> _Task_
Omit all images. Write out the rest of the material exactly.

= = =

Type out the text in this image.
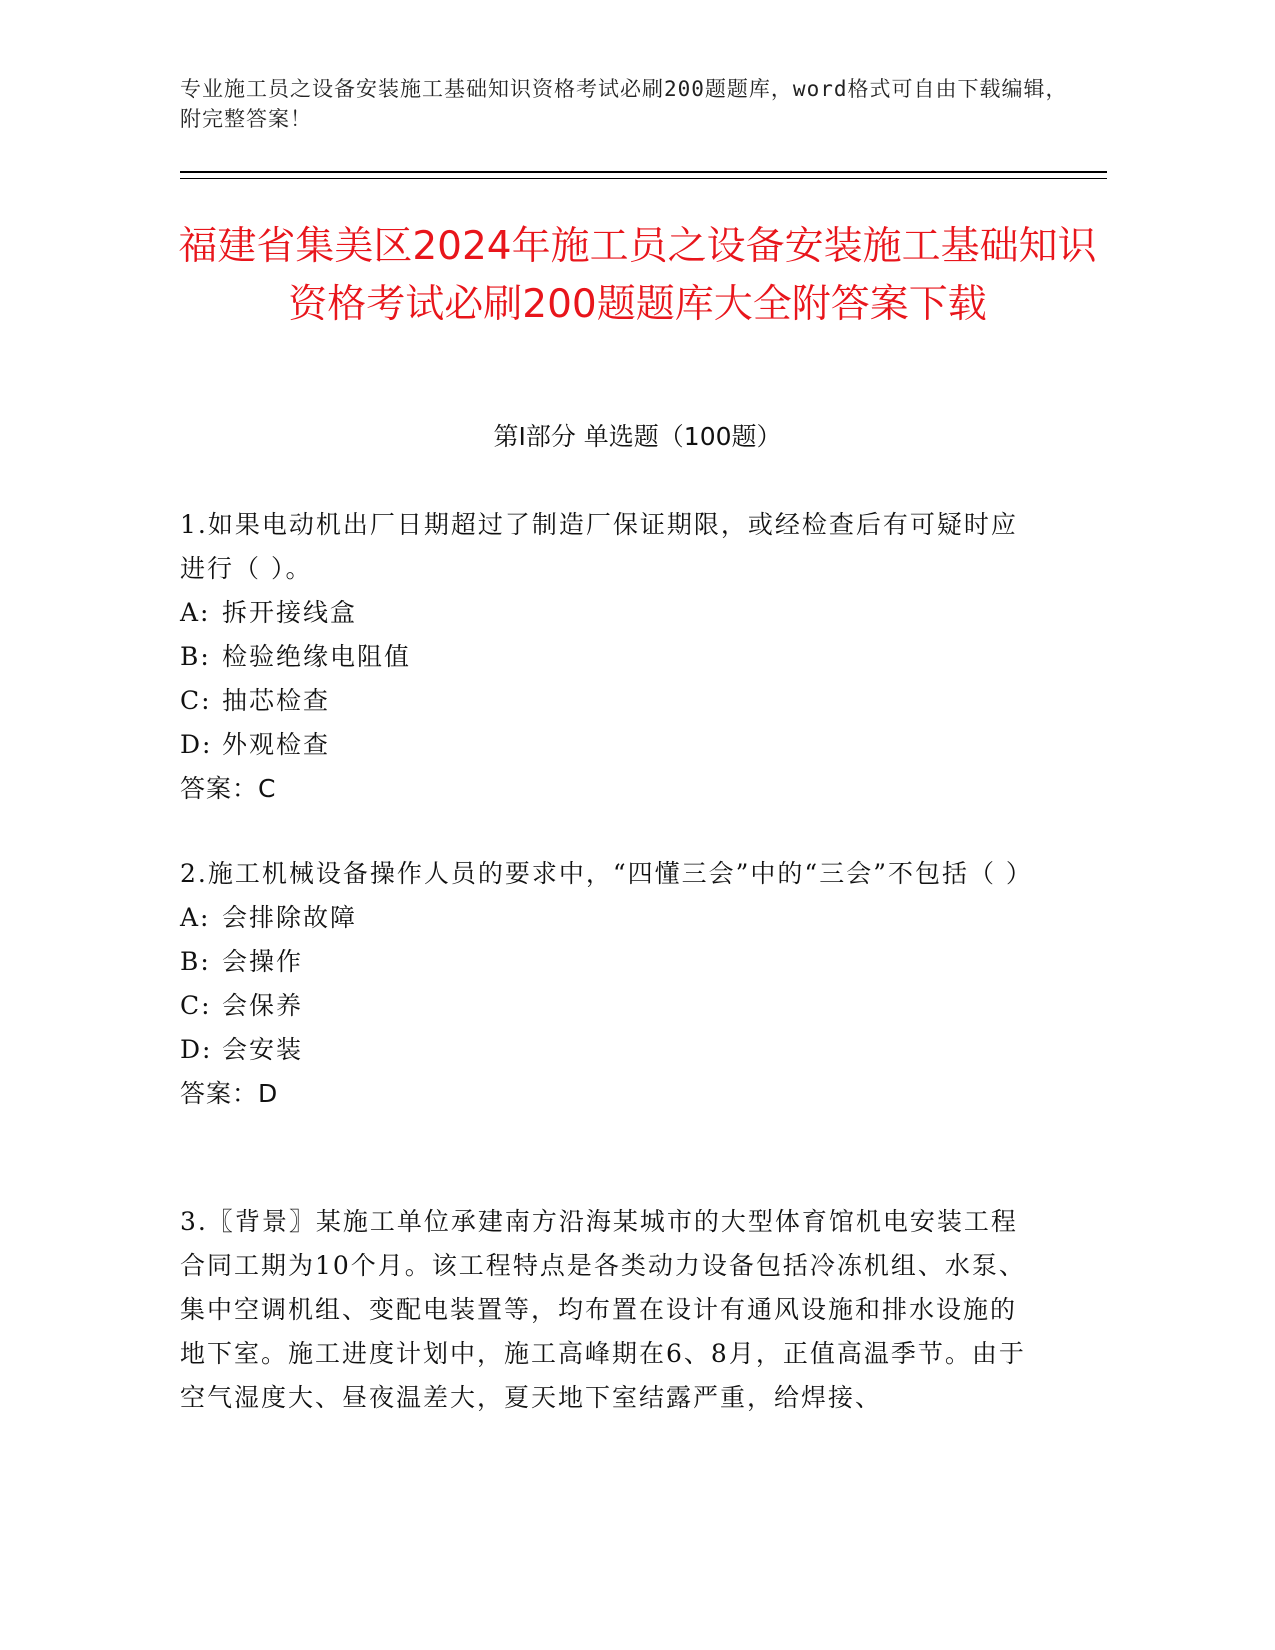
专业施工员之设备安装施工基础知识资格考试必刷200题题库，word格式可自由下载编辑，附完整答案！
福建省集美区2024年施工员之设备安装施工基础知识资格考试必刷200题题库大全附答案下载
第Ⅰ部分 单选题（100题）
1.如果电动机出厂日期超过了制造厂保证期限，或经检查后有可疑时应进行（ ）。
A: 拆开接线盒
B: 检验绝缘电阻值
C: 抽芯检查
D: 外观检查
答案：C
2.施工机械设备操作人员的要求中，“四懂三会”中的“三会”不包括（ ）
A: 会排除故障
B: 会操作
C: 会保养
D: 会安装
答案：D
3.〖背景〗某施工单位承建南方沿海某城市的大型体育馆机电安装工程合同工期为10个月。该工程特点是各类动力设备包括冷冻机组、水泵、集中空调机组、变配电装置等，均布置在设计有通风设施和排水设施的地下室。施工进度计划中，施工高峰期在6、8月，正值高温季节。由于空气湿度大、昼夜温差大，夏天地下室结露严重，给焊接、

= = =

> _Problem solution_
Type out the text in this image.
专业施工员之设备安装施工基础知识资格考试必刷200题题库，word格式可自由下载编辑，附完整答案！
福建省集美区2024年施工员之设备安装施工基础知识资格考试必刷200题题库大全附答案下载
第Ⅰ部分 单选题（100题）
1.如果电动机出厂日期超过了制造厂保证期限，或经检查后有可疑时应进行（ ）。
A: 拆开接线盒
B: 检验绝缘电阻值
C: 抽芯检查
D: 外观检查
答案：C
2.施工机械设备操作人员的要求中，“四懂三会”中的“三会”不包括（ ）
A: 会排除故障
B: 会操作
C: 会保养
D: 会安装
答案：D
3.〖背景〗某施工单位承建南方沿海某城市的大型体育馆机电安装工程合同工期为10个月。该工程特点是各类动力设备包括冷冻机组、水泵、集中空调机组、变配电装置等，均布置在设计有通风设施和排水设施的地下室。施工进度计划中，施工高峰期在6、8月，正值高温季节。由于空气湿度大、昼夜温差大，夏天地下室结露严重，给焊接、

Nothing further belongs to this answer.